Count every line of the material that holds the string "read". Respond with the total only.
* start RECORDS TO USE *
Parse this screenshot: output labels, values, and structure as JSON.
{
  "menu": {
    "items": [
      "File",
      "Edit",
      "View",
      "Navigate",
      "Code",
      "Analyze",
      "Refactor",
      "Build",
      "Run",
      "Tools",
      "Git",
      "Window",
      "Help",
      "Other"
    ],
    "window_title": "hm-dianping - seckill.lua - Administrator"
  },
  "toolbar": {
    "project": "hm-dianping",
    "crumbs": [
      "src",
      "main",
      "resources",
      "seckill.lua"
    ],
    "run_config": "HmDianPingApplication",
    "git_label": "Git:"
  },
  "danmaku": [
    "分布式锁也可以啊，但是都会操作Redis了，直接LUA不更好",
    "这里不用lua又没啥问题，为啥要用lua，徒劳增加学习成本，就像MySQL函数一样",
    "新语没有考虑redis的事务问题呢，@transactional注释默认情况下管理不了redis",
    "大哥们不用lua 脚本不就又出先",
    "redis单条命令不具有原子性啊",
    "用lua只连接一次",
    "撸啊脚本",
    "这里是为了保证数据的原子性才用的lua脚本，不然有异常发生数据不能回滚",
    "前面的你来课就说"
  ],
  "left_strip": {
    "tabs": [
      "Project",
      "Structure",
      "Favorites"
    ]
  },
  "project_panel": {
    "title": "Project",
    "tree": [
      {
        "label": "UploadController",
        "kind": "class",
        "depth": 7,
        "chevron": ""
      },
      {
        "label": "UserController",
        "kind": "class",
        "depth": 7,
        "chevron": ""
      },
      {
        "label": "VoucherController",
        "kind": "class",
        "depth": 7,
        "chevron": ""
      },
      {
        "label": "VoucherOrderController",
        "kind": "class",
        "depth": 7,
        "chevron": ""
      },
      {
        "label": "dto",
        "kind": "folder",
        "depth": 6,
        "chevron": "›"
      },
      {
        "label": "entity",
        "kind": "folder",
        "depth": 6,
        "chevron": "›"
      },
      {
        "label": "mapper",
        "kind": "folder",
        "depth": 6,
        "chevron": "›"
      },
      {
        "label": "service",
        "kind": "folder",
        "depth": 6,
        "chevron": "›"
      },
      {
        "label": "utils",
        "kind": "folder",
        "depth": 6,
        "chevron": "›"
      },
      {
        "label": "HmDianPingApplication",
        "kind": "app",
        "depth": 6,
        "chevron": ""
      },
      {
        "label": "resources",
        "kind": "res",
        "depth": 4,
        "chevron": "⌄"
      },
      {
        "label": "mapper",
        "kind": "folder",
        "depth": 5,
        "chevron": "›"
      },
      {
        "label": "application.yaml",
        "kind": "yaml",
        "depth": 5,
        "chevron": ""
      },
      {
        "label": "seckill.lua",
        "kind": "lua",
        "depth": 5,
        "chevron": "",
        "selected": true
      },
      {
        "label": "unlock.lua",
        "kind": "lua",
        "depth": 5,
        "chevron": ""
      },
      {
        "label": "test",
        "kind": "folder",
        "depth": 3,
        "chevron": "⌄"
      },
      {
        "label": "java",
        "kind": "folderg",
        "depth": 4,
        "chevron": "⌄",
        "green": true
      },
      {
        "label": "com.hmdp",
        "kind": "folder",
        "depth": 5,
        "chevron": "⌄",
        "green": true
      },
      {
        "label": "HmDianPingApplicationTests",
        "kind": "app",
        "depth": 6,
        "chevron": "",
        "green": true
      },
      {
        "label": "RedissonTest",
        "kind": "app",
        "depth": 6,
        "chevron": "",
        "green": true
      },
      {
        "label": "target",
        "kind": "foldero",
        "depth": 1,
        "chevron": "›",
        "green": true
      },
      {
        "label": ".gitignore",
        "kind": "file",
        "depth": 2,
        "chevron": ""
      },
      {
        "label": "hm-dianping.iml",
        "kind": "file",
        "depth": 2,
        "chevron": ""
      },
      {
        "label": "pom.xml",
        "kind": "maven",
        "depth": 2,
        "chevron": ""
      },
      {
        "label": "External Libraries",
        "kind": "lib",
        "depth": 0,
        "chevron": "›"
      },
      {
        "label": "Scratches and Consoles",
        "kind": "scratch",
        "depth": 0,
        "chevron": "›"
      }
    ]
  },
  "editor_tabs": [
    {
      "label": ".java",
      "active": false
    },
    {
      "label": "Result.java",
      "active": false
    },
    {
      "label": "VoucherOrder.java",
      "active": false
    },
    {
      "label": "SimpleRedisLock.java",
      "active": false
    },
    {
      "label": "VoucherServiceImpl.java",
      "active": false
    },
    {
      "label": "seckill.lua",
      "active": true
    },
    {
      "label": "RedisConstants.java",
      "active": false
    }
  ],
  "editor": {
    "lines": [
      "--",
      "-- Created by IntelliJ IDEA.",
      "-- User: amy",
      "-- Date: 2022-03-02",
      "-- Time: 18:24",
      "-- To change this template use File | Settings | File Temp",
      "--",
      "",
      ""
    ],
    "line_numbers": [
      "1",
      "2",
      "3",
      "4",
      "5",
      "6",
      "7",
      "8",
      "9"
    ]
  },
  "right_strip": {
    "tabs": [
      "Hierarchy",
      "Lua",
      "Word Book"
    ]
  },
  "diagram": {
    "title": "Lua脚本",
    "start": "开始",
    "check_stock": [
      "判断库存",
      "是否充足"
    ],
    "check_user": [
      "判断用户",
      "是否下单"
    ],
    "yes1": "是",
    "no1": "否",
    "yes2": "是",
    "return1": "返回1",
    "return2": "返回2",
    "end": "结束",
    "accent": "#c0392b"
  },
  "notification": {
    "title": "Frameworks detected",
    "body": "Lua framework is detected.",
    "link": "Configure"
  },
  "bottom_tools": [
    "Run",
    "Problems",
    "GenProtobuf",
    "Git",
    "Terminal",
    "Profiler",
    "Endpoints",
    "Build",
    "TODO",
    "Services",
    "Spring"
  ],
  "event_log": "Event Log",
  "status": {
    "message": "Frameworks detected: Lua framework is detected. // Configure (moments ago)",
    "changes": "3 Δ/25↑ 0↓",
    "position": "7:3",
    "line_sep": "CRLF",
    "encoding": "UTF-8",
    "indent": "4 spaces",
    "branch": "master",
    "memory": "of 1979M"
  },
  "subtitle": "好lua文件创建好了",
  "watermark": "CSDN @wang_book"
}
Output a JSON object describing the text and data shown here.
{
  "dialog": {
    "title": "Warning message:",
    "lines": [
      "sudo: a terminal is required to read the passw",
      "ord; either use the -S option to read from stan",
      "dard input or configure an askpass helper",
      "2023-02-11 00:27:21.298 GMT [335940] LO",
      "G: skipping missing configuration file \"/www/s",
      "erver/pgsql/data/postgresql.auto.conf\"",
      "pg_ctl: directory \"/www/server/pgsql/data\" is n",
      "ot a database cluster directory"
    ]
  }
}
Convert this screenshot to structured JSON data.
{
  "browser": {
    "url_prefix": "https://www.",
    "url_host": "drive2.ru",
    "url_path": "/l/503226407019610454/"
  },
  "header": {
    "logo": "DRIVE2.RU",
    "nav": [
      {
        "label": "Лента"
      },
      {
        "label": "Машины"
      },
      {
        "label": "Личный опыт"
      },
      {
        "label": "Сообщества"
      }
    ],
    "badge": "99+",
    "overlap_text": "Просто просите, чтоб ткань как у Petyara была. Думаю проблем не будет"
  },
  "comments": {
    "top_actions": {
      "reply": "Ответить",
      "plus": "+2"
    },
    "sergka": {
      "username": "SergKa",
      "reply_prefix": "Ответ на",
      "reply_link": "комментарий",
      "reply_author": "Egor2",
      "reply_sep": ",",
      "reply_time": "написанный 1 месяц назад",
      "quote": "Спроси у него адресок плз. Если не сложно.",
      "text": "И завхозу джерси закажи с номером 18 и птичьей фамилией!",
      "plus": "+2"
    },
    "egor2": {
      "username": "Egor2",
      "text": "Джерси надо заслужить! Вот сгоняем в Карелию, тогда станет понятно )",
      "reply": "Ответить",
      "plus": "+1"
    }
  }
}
* end RECORDS TO USE *
OUTPUT BELOW:
2